Exercise: Write out every entry exactly as it stands.

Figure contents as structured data
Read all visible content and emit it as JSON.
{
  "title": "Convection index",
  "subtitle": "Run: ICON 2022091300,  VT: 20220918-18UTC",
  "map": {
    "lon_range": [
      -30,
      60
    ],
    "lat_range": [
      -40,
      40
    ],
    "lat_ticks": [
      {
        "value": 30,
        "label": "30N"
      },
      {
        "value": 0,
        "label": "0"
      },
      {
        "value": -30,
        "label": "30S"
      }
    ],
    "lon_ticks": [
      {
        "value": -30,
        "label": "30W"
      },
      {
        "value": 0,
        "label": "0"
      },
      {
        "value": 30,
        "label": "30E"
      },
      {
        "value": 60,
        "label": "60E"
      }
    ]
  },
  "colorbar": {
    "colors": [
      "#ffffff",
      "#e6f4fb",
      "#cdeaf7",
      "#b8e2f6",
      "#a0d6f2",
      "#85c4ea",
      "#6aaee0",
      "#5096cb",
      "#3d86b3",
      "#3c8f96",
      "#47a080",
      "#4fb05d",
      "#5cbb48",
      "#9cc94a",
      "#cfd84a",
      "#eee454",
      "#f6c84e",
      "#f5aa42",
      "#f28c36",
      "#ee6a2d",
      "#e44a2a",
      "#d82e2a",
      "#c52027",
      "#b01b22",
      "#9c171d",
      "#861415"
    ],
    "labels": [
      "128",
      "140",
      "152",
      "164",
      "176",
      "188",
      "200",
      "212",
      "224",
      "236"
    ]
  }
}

The reply:
Read all visible content and emit it as JSON.
{
  "title": "Convection index",
  "subtitle": "Run: ICON 2022091300,  VT: 20220918-18UTC",
  "map": {
    "lon_range": [
      -30,
      60
    ],
    "lat_range": [
      -40,
      40
    ],
    "lat_ticks": [
      {
        "value": 30,
        "label": "30N"
      },
      {
        "value": 0,
        "label": "0"
      },
      {
        "value": -30,
        "label": "30S"
      }
    ],
    "lon_ticks": [
      {
        "value": -30,
        "label": "30W"
      },
      {
        "value": 0,
        "label": "0"
      },
      {
        "value": 30,
        "label": "30E"
      },
      {
        "value": 60,
        "label": "60E"
      }
    ]
  },
  "colorbar": {
    "colors": [
      "#ffffff",
      "#e6f4fb",
      "#cdeaf7",
      "#b8e2f6",
      "#a0d6f2",
      "#85c4ea",
      "#6aaee0",
      "#5096cb",
      "#3d86b3",
      "#3c8f96",
      "#47a080",
      "#4fb05d",
      "#5cbb48",
      "#9cc94a",
      "#cfd84a",
      "#eee454",
      "#f6c84e",
      "#f5aa42",
      "#f28c36",
      "#ee6a2d",
      "#e44a2a",
      "#d82e2a",
      "#c52027",
      "#b01b22",
      "#9c171d",
      "#861415"
    ],
    "labels": [
      "128",
      "140",
      "152",
      "164",
      "176",
      "188",
      "200",
      "212",
      "224",
      "236"
    ]
  }
}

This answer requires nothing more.